**What this task involves**
Write the data out again, exactly as given.
====
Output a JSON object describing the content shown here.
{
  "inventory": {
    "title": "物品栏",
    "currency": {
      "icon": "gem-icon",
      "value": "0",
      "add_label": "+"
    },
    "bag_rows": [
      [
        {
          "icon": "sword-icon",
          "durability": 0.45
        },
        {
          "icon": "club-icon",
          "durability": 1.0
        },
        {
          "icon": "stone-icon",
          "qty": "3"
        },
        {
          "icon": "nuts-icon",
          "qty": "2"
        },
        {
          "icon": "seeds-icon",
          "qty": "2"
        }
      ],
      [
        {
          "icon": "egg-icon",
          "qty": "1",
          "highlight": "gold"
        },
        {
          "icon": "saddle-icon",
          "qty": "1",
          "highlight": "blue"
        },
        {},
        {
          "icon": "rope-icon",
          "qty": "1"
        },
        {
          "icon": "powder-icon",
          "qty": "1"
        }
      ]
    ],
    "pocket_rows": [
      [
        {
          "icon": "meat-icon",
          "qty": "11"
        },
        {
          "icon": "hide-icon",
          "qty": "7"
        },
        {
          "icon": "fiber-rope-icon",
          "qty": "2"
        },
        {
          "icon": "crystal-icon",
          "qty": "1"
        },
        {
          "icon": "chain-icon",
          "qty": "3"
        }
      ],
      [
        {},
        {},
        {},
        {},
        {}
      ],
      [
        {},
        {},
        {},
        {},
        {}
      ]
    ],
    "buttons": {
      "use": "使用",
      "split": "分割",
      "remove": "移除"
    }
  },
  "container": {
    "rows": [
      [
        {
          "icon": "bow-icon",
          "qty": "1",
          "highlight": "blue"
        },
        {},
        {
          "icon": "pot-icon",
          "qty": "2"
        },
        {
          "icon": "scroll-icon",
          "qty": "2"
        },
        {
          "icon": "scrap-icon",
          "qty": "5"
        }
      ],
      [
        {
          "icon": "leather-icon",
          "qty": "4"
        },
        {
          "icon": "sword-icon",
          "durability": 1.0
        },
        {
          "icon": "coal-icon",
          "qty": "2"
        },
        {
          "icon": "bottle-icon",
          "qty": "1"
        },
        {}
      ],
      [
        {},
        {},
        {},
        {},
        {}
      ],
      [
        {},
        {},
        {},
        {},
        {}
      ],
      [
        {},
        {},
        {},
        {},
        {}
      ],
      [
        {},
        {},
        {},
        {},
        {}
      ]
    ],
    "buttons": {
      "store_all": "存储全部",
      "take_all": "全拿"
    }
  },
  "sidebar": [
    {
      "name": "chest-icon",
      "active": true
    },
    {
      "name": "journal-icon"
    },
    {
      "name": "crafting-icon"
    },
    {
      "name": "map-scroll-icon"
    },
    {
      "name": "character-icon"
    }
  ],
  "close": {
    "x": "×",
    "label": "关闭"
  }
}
====
**Finished answer**
Output a JSON object describing the content shown here.
{
  "inventory": {
    "title": "物品栏",
    "currency": {
      "icon": "gem-icon",
      "value": "0",
      "add_label": "+"
    },
    "bag_rows": [
      [
        {
          "icon": "sword-icon",
          "durability": 0.45
        },
        {
          "icon": "club-icon",
          "durability": 1.0
        },
        {
          "icon": "stone-icon",
          "qty": "3"
        },
        {
          "icon": "nuts-icon",
          "qty": "2"
        },
        {
          "icon": "seeds-icon",
          "qty": "2"
        }
      ],
      [
        {
          "icon": "egg-icon",
          "qty": "1",
          "highlight": "gold"
        },
        {
          "icon": "saddle-icon",
          "qty": "1",
          "highlight": "blue"
        },
        {},
        {
          "icon": "rope-icon",
          "qty": "1"
        },
        {
          "icon": "powder-icon",
          "qty": "1"
        }
      ]
    ],
    "pocket_rows": [
      [
        {
          "icon": "meat-icon",
          "qty": "11"
        },
        {
          "icon": "hide-icon",
          "qty": "7"
        },
        {
          "icon": "fiber-rope-icon",
          "qty": "2"
        },
        {
          "icon": "crystal-icon",
          "qty": "1"
        },
        {
          "icon": "chain-icon",
          "qty": "3"
        }
      ],
      [
        {},
        {},
        {},
        {},
        {}
      ],
      [
        {},
        {},
        {},
        {},
        {}
      ]
    ],
    "buttons": {
      "use": "使用",
      "split": "分割",
      "remove": "移除"
    }
  },
  "container": {
    "rows": [
      [
        {
          "icon": "bow-icon",
          "qty": "1",
          "highlight": "blue"
        },
        {},
        {
          "icon": "pot-icon",
          "qty": "2"
        },
        {
          "icon": "scroll-icon",
          "qty": "2"
        },
        {
          "icon": "scrap-icon",
          "qty": "5"
        }
      ],
      [
        {
          "icon": "leather-icon",
          "qty": "4"
        },
        {
          "icon": "sword-icon",
          "durability": 1.0
        },
        {
          "icon": "coal-icon",
          "qty": "2"
        },
        {
          "icon": "bottle-icon",
          "qty": "1"
        },
        {}
      ],
      [
        {},
        {},
        {},
        {},
        {}
      ],
      [
        {},
        {},
        {},
        {},
        {}
      ],
      [
        {},
        {},
        {},
        {},
        {}
      ],
      [
        {},
        {},
        {},
        {},
        {}
      ]
    ],
    "buttons": {
      "store_all": "存储全部",
      "take_all": "全拿"
    }
  },
  "sidebar": [
    {
      "name": "chest-icon",
      "active": true
    },
    {
      "name": "journal-icon"
    },
    {
      "name": "crafting-icon"
    },
    {
      "name": "map-scroll-icon"
    },
    {
      "name": "character-icon"
    }
  ],
  "close": {
    "x": "×",
    "label": "关闭"
  }
}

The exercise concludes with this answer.